Copy out every record below with complete accuracy.

==== Exercise data

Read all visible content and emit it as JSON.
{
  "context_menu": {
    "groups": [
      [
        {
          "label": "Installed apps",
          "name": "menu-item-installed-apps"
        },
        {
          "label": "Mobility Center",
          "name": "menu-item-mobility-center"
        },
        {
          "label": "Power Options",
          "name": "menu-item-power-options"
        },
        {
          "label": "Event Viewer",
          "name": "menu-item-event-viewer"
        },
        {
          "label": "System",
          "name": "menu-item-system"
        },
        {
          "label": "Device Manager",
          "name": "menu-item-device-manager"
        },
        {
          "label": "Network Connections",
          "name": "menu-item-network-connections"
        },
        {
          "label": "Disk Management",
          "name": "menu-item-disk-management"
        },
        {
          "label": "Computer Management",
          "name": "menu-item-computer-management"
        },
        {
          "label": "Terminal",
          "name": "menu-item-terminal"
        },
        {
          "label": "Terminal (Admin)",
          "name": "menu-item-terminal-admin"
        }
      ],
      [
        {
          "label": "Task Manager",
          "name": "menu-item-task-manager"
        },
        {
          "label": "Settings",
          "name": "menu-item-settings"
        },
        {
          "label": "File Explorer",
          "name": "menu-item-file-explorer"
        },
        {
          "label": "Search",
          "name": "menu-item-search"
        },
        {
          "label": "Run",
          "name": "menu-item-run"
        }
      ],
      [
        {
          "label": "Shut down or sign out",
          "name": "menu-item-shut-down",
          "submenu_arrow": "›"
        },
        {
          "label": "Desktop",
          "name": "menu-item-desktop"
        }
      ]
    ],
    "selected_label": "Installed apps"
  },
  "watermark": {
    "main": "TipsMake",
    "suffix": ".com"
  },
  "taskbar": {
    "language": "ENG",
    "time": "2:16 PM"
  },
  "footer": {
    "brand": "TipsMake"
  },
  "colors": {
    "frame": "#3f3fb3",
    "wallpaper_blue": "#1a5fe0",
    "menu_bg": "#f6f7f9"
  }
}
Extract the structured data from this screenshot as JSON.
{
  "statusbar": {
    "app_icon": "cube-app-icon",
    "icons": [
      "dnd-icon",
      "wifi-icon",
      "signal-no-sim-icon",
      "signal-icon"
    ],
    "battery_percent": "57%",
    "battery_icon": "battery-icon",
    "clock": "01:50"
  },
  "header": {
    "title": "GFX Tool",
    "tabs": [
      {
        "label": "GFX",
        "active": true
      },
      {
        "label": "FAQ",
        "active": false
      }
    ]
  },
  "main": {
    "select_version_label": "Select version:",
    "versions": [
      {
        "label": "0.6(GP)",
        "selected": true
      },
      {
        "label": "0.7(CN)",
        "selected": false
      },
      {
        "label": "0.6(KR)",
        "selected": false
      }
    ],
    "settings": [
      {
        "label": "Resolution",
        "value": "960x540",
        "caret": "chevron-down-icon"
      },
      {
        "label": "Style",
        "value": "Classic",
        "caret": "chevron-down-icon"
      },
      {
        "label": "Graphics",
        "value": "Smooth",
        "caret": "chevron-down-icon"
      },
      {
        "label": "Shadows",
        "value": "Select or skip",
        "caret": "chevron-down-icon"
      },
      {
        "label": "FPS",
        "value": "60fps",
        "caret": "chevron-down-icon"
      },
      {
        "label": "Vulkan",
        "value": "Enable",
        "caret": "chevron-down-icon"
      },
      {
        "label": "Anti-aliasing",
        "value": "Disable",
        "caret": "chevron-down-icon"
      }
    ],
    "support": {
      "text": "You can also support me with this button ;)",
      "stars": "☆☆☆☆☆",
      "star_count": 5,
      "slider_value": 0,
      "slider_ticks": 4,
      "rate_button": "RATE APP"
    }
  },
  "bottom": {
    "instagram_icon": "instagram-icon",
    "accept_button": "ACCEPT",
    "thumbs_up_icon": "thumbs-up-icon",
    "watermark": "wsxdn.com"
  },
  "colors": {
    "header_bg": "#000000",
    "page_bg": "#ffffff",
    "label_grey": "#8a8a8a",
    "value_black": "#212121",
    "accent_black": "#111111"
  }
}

========

Exercise solution:
Read all visible content and emit it as JSON.
{
  "context_menu": {
    "groups": [
      [
        {
          "label": "Installed apps",
          "name": "menu-item-installed-apps"
        },
        {
          "label": "Mobility Center",
          "name": "menu-item-mobility-center"
        },
        {
          "label": "Power Options",
          "name": "menu-item-power-options"
        },
        {
          "label": "Event Viewer",
          "name": "menu-item-event-viewer"
        },
        {
          "label": "System",
          "name": "menu-item-system"
        },
        {
          "label": "Device Manager",
          "name": "menu-item-device-manager"
        },
        {
          "label": "Network Connections",
          "name": "menu-item-network-connections"
        },
        {
          "label": "Disk Management",
          "name": "menu-item-disk-management"
        },
        {
          "label": "Computer Management",
          "name": "menu-item-computer-management"
        },
        {
          "label": "Terminal",
          "name": "menu-item-terminal"
        },
        {
          "label": "Terminal (Admin)",
          "name": "menu-item-terminal-admin"
        }
      ],
      [
        {
          "label": "Task Manager",
          "name": "menu-item-task-manager"
        },
        {
          "label": "Settings",
          "name": "menu-item-settings"
        },
        {
          "label": "File Explorer",
          "name": "menu-item-file-explorer"
        },
        {
          "label": "Search",
          "name": "menu-item-search"
        },
        {
          "label": "Run",
          "name": "menu-item-run"
        }
      ],
      [
        {
          "label": "Shut down or sign out",
          "name": "menu-item-shut-down",
          "submenu_arrow": "›"
        },
        {
          "label": "Desktop",
          "name": "menu-item-desktop"
        }
      ]
    ],
    "selected_label": "Installed apps"
  },
  "watermark": {
    "main": "TipsMake",
    "suffix": ".com"
  },
  "taskbar": {
    "language": "ENG",
    "time": "2:16 PM"
  },
  "footer": {
    "brand": "TipsMake"
  },
  "colors": {
    "frame": "#3f3fb3",
    "wallpaper_blue": "#1a5fe0",
    "menu_bg": "#f6f7f9"
  }
}
Extract the structured data from this screenshot as JSON.
{
  "statusbar": {
    "app_icon": "cube-app-icon",
    "icons": [
      "dnd-icon",
      "wifi-icon",
      "signal-no-sim-icon",
      "signal-icon"
    ],
    "battery_percent": "57%",
    "battery_icon": "battery-icon",
    "clock": "01:50"
  },
  "header": {
    "title": "GFX Tool",
    "tabs": [
      {
        "label": "GFX",
        "active": true
      },
      {
        "label": "FAQ",
        "active": false
      }
    ]
  },
  "main": {
    "select_version_label": "Select version:",
    "versions": [
      {
        "label": "0.6(GP)",
        "selected": true
      },
      {
        "label": "0.7(CN)",
        "selected": false
      },
      {
        "label": "0.6(KR)",
        "selected": false
      }
    ],
    "settings": [
      {
        "label": "Resolution",
        "value": "960x540",
        "caret": "chevron-down-icon"
      },
      {
        "label": "Style",
        "value": "Classic",
        "caret": "chevron-down-icon"
      },
      {
        "label": "Graphics",
        "value": "Smooth",
        "caret": "chevron-down-icon"
      },
      {
        "label": "Shadows",
        "value": "Select or skip",
        "caret": "chevron-down-icon"
      },
      {
        "label": "FPS",
        "value": "60fps",
        "caret": "chevron-down-icon"
      },
      {
        "label": "Vulkan",
        "value": "Enable",
        "caret": "chevron-down-icon"
      },
      {
        "label": "Anti-aliasing",
        "value": "Disable",
        "caret": "chevron-down-icon"
      }
    ],
    "support": {
      "text": "You can also support me with this button ;)",
      "stars": "☆☆☆☆☆",
      "star_count": 5,
      "slider_value": 0,
      "slider_ticks": 4,
      "rate_button": "RATE APP"
    }
  },
  "bottom": {
    "instagram_icon": "instagram-icon",
    "accept_button": "ACCEPT",
    "thumbs_up_icon": "thumbs-up-icon",
    "watermark": "wsxdn.com"
  },
  "colors": {
    "header_bg": "#000000",
    "page_bg": "#ffffff",
    "label_grey": "#8a8a8a",
    "value_black": "#212121",
    "accent_black": "#111111"
  }
}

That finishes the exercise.